▸ Required task
Go through the listing below and gather every line with the word "AI実力スコア".

▸ Available records
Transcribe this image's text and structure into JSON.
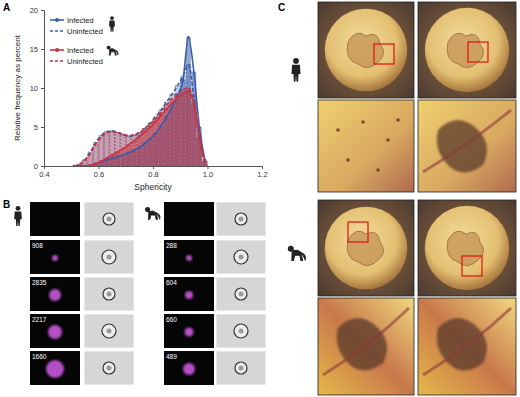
{
  "chart_data": {
    "type": "histogram",
    "x_label": "Sphericity",
    "y_label": "Relative frequency as percent",
    "bins": [
      0.5,
      0.52,
      0.54,
      0.56,
      0.58,
      0.6,
      0.62,
      0.64,
      0.66,
      0.68,
      0.7,
      0.72,
      0.74,
      0.76,
      0.78,
      0.8,
      0.82,
      0.84,
      0.86,
      0.88,
      0.9,
      0.92,
      0.94,
      0.96,
      0.98,
      1.0
    ],
    "series": [
      {
        "name": "Infected",
        "color": "#3b5ca8",
        "line_style": "solid",
        "marker": "circle",
        "values": [
          0,
          0,
          0,
          0.1,
          0.3,
          0.5,
          0.8,
          1.0,
          1.2,
          1.4,
          1.7,
          2.0,
          2.4,
          2.9,
          3.5,
          4.2,
          5.2,
          6.3,
          7.6,
          9.0,
          11.0,
          16.5,
          12.0,
          5.0,
          0.8
        ]
      },
      {
        "name": "Uninfected",
        "color": "#3b5ca8",
        "line_style": "dashed",
        "values": [
          0,
          0.2,
          0.8,
          1.8,
          3.0,
          3.9,
          4.4,
          4.5,
          4.3,
          4.0,
          3.8,
          3.9,
          4.2,
          4.8,
          5.5,
          6.3,
          7.2,
          8.2,
          9.2,
          10.3,
          11.5,
          13.0,
          9.0,
          3.5,
          0.5
        ]
      },
      {
        "name": "Infected",
        "color": "#c8343c",
        "line_style": "solid",
        "marker": "circle",
        "values": [
          0,
          0,
          0,
          0.1,
          0.3,
          0.6,
          1.0,
          1.4,
          1.8,
          2.2,
          2.7,
          3.2,
          3.8,
          4.4,
          5.0,
          5.7,
          6.5,
          7.3,
          8.1,
          8.8,
          9.3,
          9.6,
          8.0,
          4.0,
          0.6
        ]
      },
      {
        "name": "Uninfected",
        "color": "#c8343c",
        "line_style": "dashed",
        "values": [
          0,
          0.2,
          0.7,
          1.6,
          2.8,
          3.7,
          4.2,
          4.4,
          4.3,
          4.1,
          3.9,
          4.0,
          4.3,
          4.8,
          5.4,
          6.1,
          6.9,
          7.8,
          8.6,
          9.3,
          9.8,
          10.0,
          8.0,
          3.5,
          0.5
        ]
      }
    ],
    "xlim": [
      0.4,
      1.2
    ],
    "xticks": [
      0.4,
      0.6,
      0.8,
      {
        "value": 1,
        "label": "1.0"
      },
      1.2
    ],
    "ylim": [
      0,
      20
    ],
    "yticks": [
      0,
      5,
      10,
      15,
      20
    ],
    "grid": false,
    "legend": "top-left"
  },
  "panel_labels": [
    "A",
    "B",
    "C"
  ],
  "panel_b": {
    "human": [
      908,
      2835,
      2217,
      1660
    ],
    "monkey": [
      288,
      604,
      660,
      489
    ]
  }
}
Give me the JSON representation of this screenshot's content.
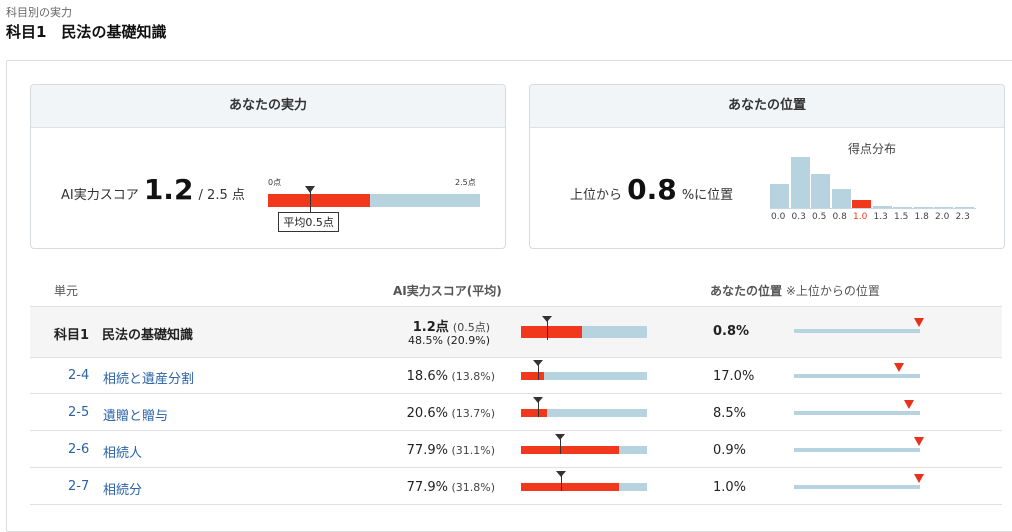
{
  "header": {
    "breadcrumb": "科目別の実力",
    "title": "科目1　民法の基礎知識"
  },
  "ability_card": {
    "heading": "あなたの実力",
    "score_label": "AI実力スコア",
    "score": "1.2",
    "score_max": "/ 2.5 点",
    "scale_min": "0点",
    "scale_max": "2.5点",
    "score_fraction": 0.48,
    "avg_fraction": 0.2,
    "avg_label": "平均0.5点"
  },
  "position_card": {
    "heading": "あなたの位置",
    "prefix": "上位から",
    "value": "0.8",
    "suffix": "%に位置",
    "histogram_title": "得点分布",
    "histogram_labels": [
      "0.0",
      "0.3",
      "0.5",
      "0.8",
      "1.0",
      "1.3",
      "1.5",
      "1.8",
      "2.0",
      "2.3"
    ],
    "histogram_values": [
      0.47,
      1.0,
      0.66,
      0.38,
      0.16,
      0.03,
      0.02,
      0.01,
      0.01,
      0.01
    ],
    "highlight_index": 4
  },
  "table": {
    "col_unit": "単元",
    "col_score": "AI実力スコア(平均)",
    "col_position": "あなたの位置",
    "col_position_note": "※上位からの位置",
    "summary": {
      "name": "科目1　民法の基礎知識",
      "score_points": "1.2点",
      "score_points_avg": "(0.5点)",
      "score_pct": "48.5%",
      "score_pct_avg": "(20.9%)",
      "fill": 0.485,
      "avg": 0.209,
      "position": "0.8%",
      "position_fraction": 0.992
    },
    "rows": [
      {
        "code": "2-4",
        "name": "相続と遺産分割",
        "pct": "18.6%",
        "avg": "(13.8%)",
        "fill": 0.186,
        "avg_frac": 0.138,
        "position": "17.0%",
        "position_fraction": 0.83
      },
      {
        "code": "2-5",
        "name": "遺贈と贈与",
        "pct": "20.6%",
        "avg": "(13.7%)",
        "fill": 0.206,
        "avg_frac": 0.137,
        "position": "8.5%",
        "position_fraction": 0.915
      },
      {
        "code": "2-6",
        "name": "相続人",
        "pct": "77.9%",
        "avg": "(31.1%)",
        "fill": 0.779,
        "avg_frac": 0.311,
        "position": "0.9%",
        "position_fraction": 0.991
      },
      {
        "code": "2-7",
        "name": "相続分",
        "pct": "77.9%",
        "avg": "(31.8%)",
        "fill": 0.779,
        "avg_frac": 0.318,
        "position": "1.0%",
        "position_fraction": 0.99
      }
    ]
  },
  "colors": {
    "accent_red": "#f2381c",
    "bar_blue": "#b6d3df",
    "link_blue": "#2a62a7",
    "marker_red": "#e8301a"
  }
}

▸ The solution
    "score_label": "AI実力スコア",
    "col_score": "AI実力スコア(平均)",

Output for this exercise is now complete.